Copy the data below exactly.

- Material for this exercise:
- - - - -

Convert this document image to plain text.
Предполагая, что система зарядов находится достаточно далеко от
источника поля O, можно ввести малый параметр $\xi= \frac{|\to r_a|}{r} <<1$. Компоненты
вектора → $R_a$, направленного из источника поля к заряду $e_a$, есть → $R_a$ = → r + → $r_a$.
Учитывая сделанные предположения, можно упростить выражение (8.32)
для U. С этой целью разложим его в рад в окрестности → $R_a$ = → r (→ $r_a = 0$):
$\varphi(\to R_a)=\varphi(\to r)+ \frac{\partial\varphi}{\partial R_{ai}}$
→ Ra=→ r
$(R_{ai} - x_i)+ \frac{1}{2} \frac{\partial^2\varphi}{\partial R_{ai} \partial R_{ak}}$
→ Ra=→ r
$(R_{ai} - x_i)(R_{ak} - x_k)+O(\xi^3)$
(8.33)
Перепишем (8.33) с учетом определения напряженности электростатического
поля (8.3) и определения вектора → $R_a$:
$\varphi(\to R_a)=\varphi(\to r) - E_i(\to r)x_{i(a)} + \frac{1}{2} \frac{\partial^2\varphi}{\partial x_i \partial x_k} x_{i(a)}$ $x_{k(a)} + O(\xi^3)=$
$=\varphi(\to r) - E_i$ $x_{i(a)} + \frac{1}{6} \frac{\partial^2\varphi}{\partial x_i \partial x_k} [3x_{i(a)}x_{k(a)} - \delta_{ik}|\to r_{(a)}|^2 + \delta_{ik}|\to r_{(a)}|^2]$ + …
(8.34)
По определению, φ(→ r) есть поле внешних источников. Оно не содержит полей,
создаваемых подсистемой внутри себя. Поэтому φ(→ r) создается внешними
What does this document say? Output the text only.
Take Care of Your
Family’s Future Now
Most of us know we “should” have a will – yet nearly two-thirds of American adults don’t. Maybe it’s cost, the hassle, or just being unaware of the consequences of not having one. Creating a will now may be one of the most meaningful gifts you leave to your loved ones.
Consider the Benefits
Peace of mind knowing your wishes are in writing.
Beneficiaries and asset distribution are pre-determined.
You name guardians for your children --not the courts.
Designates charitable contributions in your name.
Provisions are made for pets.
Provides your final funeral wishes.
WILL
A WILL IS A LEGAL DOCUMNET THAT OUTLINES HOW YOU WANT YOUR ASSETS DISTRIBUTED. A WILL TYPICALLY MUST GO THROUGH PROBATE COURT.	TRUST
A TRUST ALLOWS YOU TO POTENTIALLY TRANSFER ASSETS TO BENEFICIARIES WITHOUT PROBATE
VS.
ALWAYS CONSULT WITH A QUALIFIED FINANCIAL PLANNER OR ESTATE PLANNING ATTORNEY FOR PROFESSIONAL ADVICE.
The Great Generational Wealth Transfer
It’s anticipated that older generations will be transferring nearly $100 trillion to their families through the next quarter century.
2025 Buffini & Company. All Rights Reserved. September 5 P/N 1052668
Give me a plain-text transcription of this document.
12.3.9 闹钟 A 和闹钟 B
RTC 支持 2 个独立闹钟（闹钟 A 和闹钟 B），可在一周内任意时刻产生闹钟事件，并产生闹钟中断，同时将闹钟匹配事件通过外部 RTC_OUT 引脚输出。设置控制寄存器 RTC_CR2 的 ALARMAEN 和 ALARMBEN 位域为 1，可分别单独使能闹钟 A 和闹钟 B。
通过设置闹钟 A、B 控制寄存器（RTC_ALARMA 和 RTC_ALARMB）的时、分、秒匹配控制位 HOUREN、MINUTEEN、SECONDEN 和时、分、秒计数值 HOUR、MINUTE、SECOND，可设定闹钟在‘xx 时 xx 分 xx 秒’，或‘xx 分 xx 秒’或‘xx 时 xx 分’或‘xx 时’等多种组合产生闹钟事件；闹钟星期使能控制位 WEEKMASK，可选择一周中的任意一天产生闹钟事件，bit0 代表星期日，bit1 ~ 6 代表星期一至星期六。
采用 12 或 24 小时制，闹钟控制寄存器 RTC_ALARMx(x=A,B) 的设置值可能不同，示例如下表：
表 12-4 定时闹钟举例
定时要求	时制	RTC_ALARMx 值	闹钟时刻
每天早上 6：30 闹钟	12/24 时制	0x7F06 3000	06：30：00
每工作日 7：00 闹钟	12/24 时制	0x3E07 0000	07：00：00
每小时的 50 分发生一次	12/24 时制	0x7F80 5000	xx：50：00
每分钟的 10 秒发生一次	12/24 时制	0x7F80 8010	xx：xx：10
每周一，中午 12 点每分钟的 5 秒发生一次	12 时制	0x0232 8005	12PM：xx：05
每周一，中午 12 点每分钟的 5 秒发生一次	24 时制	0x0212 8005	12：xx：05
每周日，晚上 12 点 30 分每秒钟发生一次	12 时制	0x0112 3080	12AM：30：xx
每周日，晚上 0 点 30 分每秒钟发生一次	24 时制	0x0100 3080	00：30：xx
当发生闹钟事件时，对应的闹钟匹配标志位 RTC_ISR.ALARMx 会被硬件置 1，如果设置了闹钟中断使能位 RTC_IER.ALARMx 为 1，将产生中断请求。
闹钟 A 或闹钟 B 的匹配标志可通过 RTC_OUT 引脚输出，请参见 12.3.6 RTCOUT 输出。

- - - - -

- Response to this exercise:
Convert this document image to plain text.
Предполагая, что система зарядов находится достаточно далеко от
источника поля O, можно ввести малый параметр $\xi= \frac{|\to r_a|}{r} <<1$. Компоненты
вектора → $R_a$, направленного из источника поля к заряду $e_a$, есть → $R_a$ = → r + → $r_a$.
Учитывая сделанные предположения, можно упростить выражение (8.32)
для U. С этой целью разложим его в рад в окрестности → $R_a$ = → r (→ $r_a = 0$):
$\varphi(\to R_a)=\varphi(\to r)+ \frac{\partial\varphi}{\partial R_{ai}}$
→ Ra=→ r
$(R_{ai} - x_i)+ \frac{1}{2} \frac{\partial^2\varphi}{\partial R_{ai} \partial R_{ak}}$
→ Ra=→ r
$(R_{ai} - x_i)(R_{ak} - x_k)+O(\xi^3)$
(8.33)
Перепишем (8.33) с учетом определения напряженности электростатического
поля (8.3) и определения вектора → $R_a$:
$\varphi(\to R_a)=\varphi(\to r) - E_i(\to r)x_{i(a)} + \frac{1}{2} \frac{\partial^2\varphi}{\partial x_i \partial x_k} x_{i(a)}$ $x_{k(a)} + O(\xi^3)=$
$=\varphi(\to r) - E_i$ $x_{i(a)} + \frac{1}{6} \frac{\partial^2\varphi}{\partial x_i \partial x_k} [3x_{i(a)}x_{k(a)} - \delta_{ik}|\to r_{(a)}|^2 + \delta_{ik}|\to r_{(a)}|^2]$ + …
(8.34)
По определению, φ(→ r) есть поле внешних источников. Оно не содержит полей,
создаваемых подсистемой внутри себя. Поэтому φ(→ r) создается внешними
What does this document say? Output the text only.
Take Care of Your
Family’s Future Now
Most of us know we “should” have a will – yet nearly two-thirds of American adults don’t. Maybe it’s cost, the hassle, or just being unaware of the consequences of not having one. Creating a will now may be one of the most meaningful gifts you leave to your loved ones.
Consider the Benefits
Peace of mind knowing your wishes are in writing.
Beneficiaries and asset distribution are pre-determined.
You name guardians for your children --not the courts.
Designates charitable contributions in your name.
Provisions are made for pets.
Provides your final funeral wishes.
WILL
A WILL IS A LEGAL DOCUMNET THAT OUTLINES HOW YOU WANT YOUR ASSETS DISTRIBUTED. A WILL TYPICALLY MUST GO THROUGH PROBATE COURT.	TRUST
A TRUST ALLOWS YOU TO POTENTIALLY TRANSFER ASSETS TO BENEFICIARIES WITHOUT PROBATE
VS.
ALWAYS CONSULT WITH A QUALIFIED FINANCIAL PLANNER OR ESTATE PLANNING ATTORNEY FOR PROFESSIONAL ADVICE.
The Great Generational Wealth Transfer
It’s anticipated that older generations will be transferring nearly $100 trillion to their families through the next quarter century.
2025 Buffini & Company. All Rights Reserved. September 5 P/N 1052668
Give me a plain-text transcription of this document.
12.3.9 闹钟 A 和闹钟 B
RTC 支持 2 个独立闹钟（闹钟 A 和闹钟 B），可在一周内任意时刻产生闹钟事件，并产生闹钟中断，同时将闹钟匹配事件通过外部 RTC_OUT 引脚输出。设置控制寄存器 RTC_CR2 的 ALARMAEN 和 ALARMBEN 位域为 1，可分别单独使能闹钟 A 和闹钟 B。
通过设置闹钟 A、B 控制寄存器（RTC_ALARMA 和 RTC_ALARMB）的时、分、秒匹配控制位 HOUREN、MINUTEEN、SECONDEN 和时、分、秒计数值 HOUR、MINUTE、SECOND，可设定闹钟在‘xx 时 xx 分 xx 秒’，或‘xx 分 xx 秒’或‘xx 时 xx 分’或‘xx 时’等多种组合产生闹钟事件；闹钟星期使能控制位 WEEKMASK，可选择一周中的任意一天产生闹钟事件，bit0 代表星期日，bit1 ~ 6 代表星期一至星期六。
采用 12 或 24 小时制，闹钟控制寄存器 RTC_ALARMx(x=A,B) 的设置值可能不同，示例如下表：
表 12-4 定时闹钟举例
定时要求	时制	RTC_ALARMx 值	闹钟时刻
每天早上 6：30 闹钟	12/24 时制	0x7F06 3000	06：30：00
每工作日 7：00 闹钟	12/24 时制	0x3E07 0000	07：00：00
每小时的 50 分发生一次	12/24 时制	0x7F80 5000	xx：50：00
每分钟的 10 秒发生一次	12/24 时制	0x7F80 8010	xx：xx：10
每周一，中午 12 点每分钟的 5 秒发生一次	12 时制	0x0232 8005	12PM：xx：05
每周一，中午 12 点每分钟的 5 秒发生一次	24 时制	0x0212 8005	12：xx：05
每周日，晚上 12 点 30 分每秒钟发生一次	12 时制	0x0112 3080	12AM：30：xx
每周日，晚上 0 点 30 分每秒钟发生一次	24 时制	0x0100 3080	00：30：xx
当发生闹钟事件时，对应的闹钟匹配标志位 RTC_ISR.ALARMx 会被硬件置 1，如果设置了闹钟中断使能位 RTC_IER.ALARMx 为 1，将产生中断请求。
闹钟 A 或闹钟 B 的匹配标志可通过 RTC_OUT 引脚输出，请参见 12.3.6 RTCOUT 输出。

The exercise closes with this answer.